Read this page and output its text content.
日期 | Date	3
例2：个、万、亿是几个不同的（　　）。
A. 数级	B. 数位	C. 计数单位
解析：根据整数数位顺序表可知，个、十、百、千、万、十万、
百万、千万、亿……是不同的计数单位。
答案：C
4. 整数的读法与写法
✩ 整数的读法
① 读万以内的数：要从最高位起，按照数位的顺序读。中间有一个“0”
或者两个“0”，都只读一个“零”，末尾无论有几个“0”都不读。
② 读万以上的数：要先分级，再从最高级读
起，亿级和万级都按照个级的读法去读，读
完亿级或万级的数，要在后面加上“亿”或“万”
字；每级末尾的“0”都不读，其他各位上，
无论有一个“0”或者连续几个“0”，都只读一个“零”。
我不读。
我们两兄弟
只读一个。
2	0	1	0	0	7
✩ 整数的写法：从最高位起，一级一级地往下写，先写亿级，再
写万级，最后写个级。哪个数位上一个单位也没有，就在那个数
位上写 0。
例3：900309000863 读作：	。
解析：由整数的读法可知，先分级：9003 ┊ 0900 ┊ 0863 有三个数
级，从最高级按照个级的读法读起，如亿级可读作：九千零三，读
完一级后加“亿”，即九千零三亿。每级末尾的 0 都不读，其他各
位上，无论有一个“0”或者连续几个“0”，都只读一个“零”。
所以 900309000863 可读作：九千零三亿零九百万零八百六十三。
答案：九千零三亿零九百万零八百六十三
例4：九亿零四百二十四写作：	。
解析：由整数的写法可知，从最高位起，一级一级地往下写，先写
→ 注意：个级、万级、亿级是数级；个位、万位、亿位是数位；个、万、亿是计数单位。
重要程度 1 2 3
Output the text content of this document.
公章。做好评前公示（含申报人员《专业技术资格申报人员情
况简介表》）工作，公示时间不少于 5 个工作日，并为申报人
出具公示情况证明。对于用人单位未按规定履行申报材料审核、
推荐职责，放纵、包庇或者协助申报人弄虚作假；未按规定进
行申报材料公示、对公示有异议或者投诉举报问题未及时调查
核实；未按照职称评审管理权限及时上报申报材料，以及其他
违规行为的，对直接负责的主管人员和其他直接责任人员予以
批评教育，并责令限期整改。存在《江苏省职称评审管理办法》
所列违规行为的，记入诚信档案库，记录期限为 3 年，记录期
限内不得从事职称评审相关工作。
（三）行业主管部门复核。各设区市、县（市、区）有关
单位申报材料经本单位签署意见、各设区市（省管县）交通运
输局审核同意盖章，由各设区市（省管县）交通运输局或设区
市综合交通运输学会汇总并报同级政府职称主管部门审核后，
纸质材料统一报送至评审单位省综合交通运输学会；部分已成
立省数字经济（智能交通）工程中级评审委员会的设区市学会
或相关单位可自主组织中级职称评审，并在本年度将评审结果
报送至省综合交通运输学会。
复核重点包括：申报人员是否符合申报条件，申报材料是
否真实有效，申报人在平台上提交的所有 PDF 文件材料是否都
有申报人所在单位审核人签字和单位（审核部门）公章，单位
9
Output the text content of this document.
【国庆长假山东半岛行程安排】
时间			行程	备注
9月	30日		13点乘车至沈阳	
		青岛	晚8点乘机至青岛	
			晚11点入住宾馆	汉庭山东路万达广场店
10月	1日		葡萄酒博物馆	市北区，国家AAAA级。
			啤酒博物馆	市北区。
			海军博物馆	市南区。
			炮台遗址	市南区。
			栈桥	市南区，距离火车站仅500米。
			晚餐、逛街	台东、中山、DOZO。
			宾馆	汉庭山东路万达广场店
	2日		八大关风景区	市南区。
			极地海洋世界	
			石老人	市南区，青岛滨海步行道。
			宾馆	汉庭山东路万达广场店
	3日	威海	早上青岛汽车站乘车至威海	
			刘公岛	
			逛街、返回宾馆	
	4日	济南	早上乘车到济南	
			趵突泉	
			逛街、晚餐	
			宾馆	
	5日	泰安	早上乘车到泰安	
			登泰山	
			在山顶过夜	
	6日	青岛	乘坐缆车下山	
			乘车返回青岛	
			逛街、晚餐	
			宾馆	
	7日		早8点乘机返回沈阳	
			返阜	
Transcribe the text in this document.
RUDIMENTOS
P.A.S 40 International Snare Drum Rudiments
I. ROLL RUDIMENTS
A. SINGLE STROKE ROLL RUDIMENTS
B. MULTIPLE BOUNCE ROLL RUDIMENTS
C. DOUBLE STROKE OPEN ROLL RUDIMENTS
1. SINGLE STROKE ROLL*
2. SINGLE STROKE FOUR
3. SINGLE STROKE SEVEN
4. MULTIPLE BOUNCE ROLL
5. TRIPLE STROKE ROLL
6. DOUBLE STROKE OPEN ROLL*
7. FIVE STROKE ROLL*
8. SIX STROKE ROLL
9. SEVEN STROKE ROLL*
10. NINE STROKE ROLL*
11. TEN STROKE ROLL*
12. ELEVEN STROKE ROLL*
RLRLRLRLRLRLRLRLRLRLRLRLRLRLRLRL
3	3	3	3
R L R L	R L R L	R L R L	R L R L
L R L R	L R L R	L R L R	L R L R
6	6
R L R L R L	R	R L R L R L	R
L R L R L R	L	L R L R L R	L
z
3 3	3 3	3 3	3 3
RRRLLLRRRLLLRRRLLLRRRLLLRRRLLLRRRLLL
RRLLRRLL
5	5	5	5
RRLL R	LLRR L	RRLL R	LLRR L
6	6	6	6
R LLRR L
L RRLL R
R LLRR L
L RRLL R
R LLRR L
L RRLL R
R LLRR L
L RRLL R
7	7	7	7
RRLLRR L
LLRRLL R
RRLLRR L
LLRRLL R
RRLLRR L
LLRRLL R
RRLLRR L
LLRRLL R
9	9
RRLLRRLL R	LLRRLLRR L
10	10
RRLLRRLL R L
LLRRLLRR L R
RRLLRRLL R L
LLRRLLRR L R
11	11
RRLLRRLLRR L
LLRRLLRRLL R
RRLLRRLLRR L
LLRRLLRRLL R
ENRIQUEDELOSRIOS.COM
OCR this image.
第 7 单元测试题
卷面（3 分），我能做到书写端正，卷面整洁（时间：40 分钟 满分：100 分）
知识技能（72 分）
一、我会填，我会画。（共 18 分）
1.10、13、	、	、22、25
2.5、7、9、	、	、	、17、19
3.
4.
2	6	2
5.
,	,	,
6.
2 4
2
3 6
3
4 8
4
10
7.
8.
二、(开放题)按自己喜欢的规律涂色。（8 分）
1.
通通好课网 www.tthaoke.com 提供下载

☆ ☆ ☆

◆ **Given problem**:
Quote the data above in full, changing nothing.

◆ **Response**:
Read this page and output its text content.
日期 | Date	3
例2：个、万、亿是几个不同的（　　）。
A. 数级	B. 数位	C. 计数单位
解析：根据整数数位顺序表可知，个、十、百、千、万、十万、
百万、千万、亿……是不同的计数单位。
答案：C
4. 整数的读法与写法
✩ 整数的读法
① 读万以内的数：要从最高位起，按照数位的顺序读。中间有一个“0”
或者两个“0”，都只读一个“零”，末尾无论有几个“0”都不读。
② 读万以上的数：要先分级，再从最高级读
起，亿级和万级都按照个级的读法去读，读
完亿级或万级的数，要在后面加上“亿”或“万”
字；每级末尾的“0”都不读，其他各位上，
无论有一个“0”或者连续几个“0”，都只读一个“零”。
我不读。
我们两兄弟
只读一个。
2	0	1	0	0	7
✩ 整数的写法：从最高位起，一级一级地往下写，先写亿级，再
写万级，最后写个级。哪个数位上一个单位也没有，就在那个数
位上写 0。
例3：900309000863 读作：	。
解析：由整数的读法可知，先分级：9003 ┊ 0900 ┊ 0863 有三个数
级，从最高级按照个级的读法读起，如亿级可读作：九千零三，读
完一级后加“亿”，即九千零三亿。每级末尾的 0 都不读，其他各
位上，无论有一个“0”或者连续几个“0”，都只读一个“零”。
所以 900309000863 可读作：九千零三亿零九百万零八百六十三。
答案：九千零三亿零九百万零八百六十三
例4：九亿零四百二十四写作：	。
解析：由整数的写法可知，从最高位起，一级一级地往下写，先写
→ 注意：个级、万级、亿级是数级；个位、万位、亿位是数位；个、万、亿是计数单位。
重要程度 1 2 3
Output the text content of this document.
公章。做好评前公示（含申报人员《专业技术资格申报人员情
况简介表》）工作，公示时间不少于 5 个工作日，并为申报人
出具公示情况证明。对于用人单位未按规定履行申报材料审核、
推荐职责，放纵、包庇或者协助申报人弄虚作假；未按规定进
行申报材料公示、对公示有异议或者投诉举报问题未及时调查
核实；未按照职称评审管理权限及时上报申报材料，以及其他
违规行为的，对直接负责的主管人员和其他直接责任人员予以
批评教育，并责令限期整改。存在《江苏省职称评审管理办法》
所列违规行为的，记入诚信档案库，记录期限为 3 年，记录期
限内不得从事职称评审相关工作。
（三）行业主管部门复核。各设区市、县（市、区）有关
单位申报材料经本单位签署意见、各设区市（省管县）交通运
输局审核同意盖章，由各设区市（省管县）交通运输局或设区
市综合交通运输学会汇总并报同级政府职称主管部门审核后，
纸质材料统一报送至评审单位省综合交通运输学会；部分已成
立省数字经济（智能交通）工程中级评审委员会的设区市学会
或相关单位可自主组织中级职称评审，并在本年度将评审结果
报送至省综合交通运输学会。
复核重点包括：申报人员是否符合申报条件，申报材料是
否真实有效，申报人在平台上提交的所有 PDF 文件材料是否都
有申报人所在单位审核人签字和单位（审核部门）公章，单位
9
Output the text content of this document.
【国庆长假山东半岛行程安排】
时间			行程	备注
9月	30日		13点乘车至沈阳	
		青岛	晚8点乘机至青岛	
			晚11点入住宾馆	汉庭山东路万达广场店
10月	1日		葡萄酒博物馆	市北区，国家AAAA级。
			啤酒博物馆	市北区。
			海军博物馆	市南区。
			炮台遗址	市南区。
			栈桥	市南区，距离火车站仅500米。
			晚餐、逛街	台东、中山、DOZO。
			宾馆	汉庭山东路万达广场店
	2日		八大关风景区	市南区。
			极地海洋世界	
			石老人	市南区，青岛滨海步行道。
			宾馆	汉庭山东路万达广场店
	3日	威海	早上青岛汽车站乘车至威海	
			刘公岛	
			逛街、返回宾馆	
	4日	济南	早上乘车到济南	
			趵突泉	
			逛街、晚餐	
			宾馆	
	5日	泰安	早上乘车到泰安	
			登泰山	
			在山顶过夜	
	6日	青岛	乘坐缆车下山	
			乘车返回青岛	
			逛街、晚餐	
			宾馆	
	7日		早8点乘机返回沈阳	
			返阜	
Transcribe the text in this document.
RUDIMENTOS
P.A.S 40 International Snare Drum Rudiments
I. ROLL RUDIMENTS
A. SINGLE STROKE ROLL RUDIMENTS
B. MULTIPLE BOUNCE ROLL RUDIMENTS
C. DOUBLE STROKE OPEN ROLL RUDIMENTS
1. SINGLE STROKE ROLL*
2. SINGLE STROKE FOUR
3. SINGLE STROKE SEVEN
4. MULTIPLE BOUNCE ROLL
5. TRIPLE STROKE ROLL
6. DOUBLE STROKE OPEN ROLL*
7. FIVE STROKE ROLL*
8. SIX STROKE ROLL
9. SEVEN STROKE ROLL*
10. NINE STROKE ROLL*
11. TEN STROKE ROLL*
12. ELEVEN STROKE ROLL*
RLRLRLRLRLRLRLRLRLRLRLRLRLRLRLRL
3	3	3	3
R L R L	R L R L	R L R L	R L R L
L R L R	L R L R	L R L R	L R L R
6	6
R L R L R L	R	R L R L R L	R
L R L R L R	L	L R L R L R	L
z
3 3	3 3	3 3	3 3
RRRLLLRRRLLLRRRLLLRRRLLLRRRLLLRRRLLL
RRLLRRLL
5	5	5	5
RRLL R	LLRR L	RRLL R	LLRR L
6	6	6	6
R LLRR L
L RRLL R
R LLRR L
L RRLL R
R LLRR L
L RRLL R
R LLRR L
L RRLL R
7	7	7	7
RRLLRR L
LLRRLL R
RRLLRR L
LLRRLL R
RRLLRR L
LLRRLL R
RRLLRR L
LLRRLL R
9	9
RRLLRRLL R	LLRRLLRR L
10	10
RRLLRRLL R L
LLRRLLRR L R
RRLLRRLL R L
LLRRLLRR L R
11	11
RRLLRRLLRR L
LLRRLLRRLL R
RRLLRRLLRR L
LLRRLLRRLL R
ENRIQUEDELOSRIOS.COM
OCR this image.
第 7 单元测试题
卷面（3 分），我能做到书写端正，卷面整洁（时间：40 分钟 满分：100 分）
知识技能（72 分）
一、我会填，我会画。（共 18 分）
1.10、13、	、	、22、25
2.5、7、9、	、	、	、17、19
3.
4.
2	6	2
5.
,	,	,
6.
2 4
2
3 6
3
4 8
4
10
7.
8.
二、(开放题)按自己喜欢的规律涂色。（8 分）
1.
通通好课网 www.tthaoke.com 提供下载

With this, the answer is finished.